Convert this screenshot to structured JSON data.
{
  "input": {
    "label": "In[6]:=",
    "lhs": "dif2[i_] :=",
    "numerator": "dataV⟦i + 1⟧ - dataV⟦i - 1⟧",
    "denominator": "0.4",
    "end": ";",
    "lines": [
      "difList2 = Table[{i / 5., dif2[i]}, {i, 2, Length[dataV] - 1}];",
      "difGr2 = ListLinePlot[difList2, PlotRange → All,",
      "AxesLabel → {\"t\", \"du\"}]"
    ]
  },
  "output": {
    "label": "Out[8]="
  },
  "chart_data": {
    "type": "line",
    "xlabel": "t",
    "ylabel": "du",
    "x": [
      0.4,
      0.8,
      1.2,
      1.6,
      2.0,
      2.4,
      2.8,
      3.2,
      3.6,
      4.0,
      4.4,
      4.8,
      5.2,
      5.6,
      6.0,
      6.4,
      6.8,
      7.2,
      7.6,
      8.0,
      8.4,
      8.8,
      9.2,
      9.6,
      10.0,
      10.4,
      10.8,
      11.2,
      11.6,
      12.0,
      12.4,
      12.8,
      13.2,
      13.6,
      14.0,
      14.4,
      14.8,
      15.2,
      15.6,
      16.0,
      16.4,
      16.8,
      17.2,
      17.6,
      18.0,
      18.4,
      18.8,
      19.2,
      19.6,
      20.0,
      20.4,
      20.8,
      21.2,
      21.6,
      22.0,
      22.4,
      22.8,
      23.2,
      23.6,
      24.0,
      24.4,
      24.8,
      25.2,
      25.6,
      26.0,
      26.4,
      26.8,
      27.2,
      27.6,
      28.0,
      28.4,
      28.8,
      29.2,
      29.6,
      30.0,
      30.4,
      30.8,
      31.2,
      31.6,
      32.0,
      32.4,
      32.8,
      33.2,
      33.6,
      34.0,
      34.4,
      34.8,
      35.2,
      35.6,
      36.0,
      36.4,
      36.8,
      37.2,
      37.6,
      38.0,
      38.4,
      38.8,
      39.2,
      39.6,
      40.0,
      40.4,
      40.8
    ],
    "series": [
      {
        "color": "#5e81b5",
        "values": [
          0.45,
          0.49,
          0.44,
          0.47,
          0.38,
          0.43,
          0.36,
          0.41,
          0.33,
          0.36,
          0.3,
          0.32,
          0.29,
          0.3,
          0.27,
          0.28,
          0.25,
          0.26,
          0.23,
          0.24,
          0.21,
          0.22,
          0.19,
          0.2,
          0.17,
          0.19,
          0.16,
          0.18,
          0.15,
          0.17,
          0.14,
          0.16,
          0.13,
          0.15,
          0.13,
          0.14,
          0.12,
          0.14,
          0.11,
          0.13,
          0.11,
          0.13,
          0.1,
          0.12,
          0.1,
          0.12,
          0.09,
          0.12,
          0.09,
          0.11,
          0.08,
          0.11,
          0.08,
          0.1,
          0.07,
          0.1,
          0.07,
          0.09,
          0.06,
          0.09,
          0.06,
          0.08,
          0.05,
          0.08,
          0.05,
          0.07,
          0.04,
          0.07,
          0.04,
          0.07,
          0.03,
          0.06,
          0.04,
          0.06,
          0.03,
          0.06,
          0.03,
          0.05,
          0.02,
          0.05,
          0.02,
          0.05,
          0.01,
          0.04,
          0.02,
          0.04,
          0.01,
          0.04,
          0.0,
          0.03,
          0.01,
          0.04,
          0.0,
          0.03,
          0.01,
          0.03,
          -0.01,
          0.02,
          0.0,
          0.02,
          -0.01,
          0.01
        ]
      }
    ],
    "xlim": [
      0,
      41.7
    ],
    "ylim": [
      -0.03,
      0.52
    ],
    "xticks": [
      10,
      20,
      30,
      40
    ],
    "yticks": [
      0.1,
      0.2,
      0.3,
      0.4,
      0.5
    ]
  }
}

===

▸ **EXERCISE DIRECTIONS**: Copy out all the entries shown above, character for character.

▸ **EXERCISE OUTPUT**:
Convert this screenshot to structured JSON data.
{
  "input": {
    "label": "In[6]:=",
    "lhs": "dif2[i_] :=",
    "numerator": "dataV⟦i + 1⟧ - dataV⟦i - 1⟧",
    "denominator": "0.4",
    "end": ";",
    "lines": [
      "difList2 = Table[{i / 5., dif2[i]}, {i, 2, Length[dataV] - 1}];",
      "difGr2 = ListLinePlot[difList2, PlotRange → All,",
      "AxesLabel → {\"t\", \"du\"}]"
    ]
  },
  "output": {
    "label": "Out[8]="
  },
  "chart_data": {
    "type": "line",
    "xlabel": "t",
    "ylabel": "du",
    "x": [
      0.4,
      0.8,
      1.2,
      1.6,
      2.0,
      2.4,
      2.8,
      3.2,
      3.6,
      4.0,
      4.4,
      4.8,
      5.2,
      5.6,
      6.0,
      6.4,
      6.8,
      7.2,
      7.6,
      8.0,
      8.4,
      8.8,
      9.2,
      9.6,
      10.0,
      10.4,
      10.8,
      11.2,
      11.6,
      12.0,
      12.4,
      12.8,
      13.2,
      13.6,
      14.0,
      14.4,
      14.8,
      15.2,
      15.6,
      16.0,
      16.4,
      16.8,
      17.2,
      17.6,
      18.0,
      18.4,
      18.8,
      19.2,
      19.6,
      20.0,
      20.4,
      20.8,
      21.2,
      21.6,
      22.0,
      22.4,
      22.8,
      23.2,
      23.6,
      24.0,
      24.4,
      24.8,
      25.2,
      25.6,
      26.0,
      26.4,
      26.8,
      27.2,
      27.6,
      28.0,
      28.4,
      28.8,
      29.2,
      29.6,
      30.0,
      30.4,
      30.8,
      31.2,
      31.6,
      32.0,
      32.4,
      32.8,
      33.2,
      33.6,
      34.0,
      34.4,
      34.8,
      35.2,
      35.6,
      36.0,
      36.4,
      36.8,
      37.2,
      37.6,
      38.0,
      38.4,
      38.8,
      39.2,
      39.6,
      40.0,
      40.4,
      40.8
    ],
    "series": [
      {
        "color": "#5e81b5",
        "values": [
          0.45,
          0.49,
          0.44,
          0.47,
          0.38,
          0.43,
          0.36,
          0.41,
          0.33,
          0.36,
          0.3,
          0.32,
          0.29,
          0.3,
          0.27,
          0.28,
          0.25,
          0.26,
          0.23,
          0.24,
          0.21,
          0.22,
          0.19,
          0.2,
          0.17,
          0.19,
          0.16,
          0.18,
          0.15,
          0.17,
          0.14,
          0.16,
          0.13,
          0.15,
          0.13,
          0.14,
          0.12,
          0.14,
          0.11,
          0.13,
          0.11,
          0.13,
          0.1,
          0.12,
          0.1,
          0.12,
          0.09,
          0.12,
          0.09,
          0.11,
          0.08,
          0.11,
          0.08,
          0.1,
          0.07,
          0.1,
          0.07,
          0.09,
          0.06,
          0.09,
          0.06,
          0.08,
          0.05,
          0.08,
          0.05,
          0.07,
          0.04,
          0.07,
          0.04,
          0.07,
          0.03,
          0.06,
          0.04,
          0.06,
          0.03,
          0.06,
          0.03,
          0.05,
          0.02,
          0.05,
          0.02,
          0.05,
          0.01,
          0.04,
          0.02,
          0.04,
          0.01,
          0.04,
          0.0,
          0.03,
          0.01,
          0.04,
          0.0,
          0.03,
          0.01,
          0.03,
          -0.01,
          0.02,
          0.0,
          0.02,
          -0.01,
          0.01
        ]
      }
    ],
    "xlim": [
      0,
      41.7
    ],
    "ylim": [
      -0.03,
      0.52
    ],
    "xticks": [
      10,
      20,
      30,
      40
    ],
    "yticks": [
      0.1,
      0.2,
      0.3,
      0.4,
      0.5
    ]
  }
}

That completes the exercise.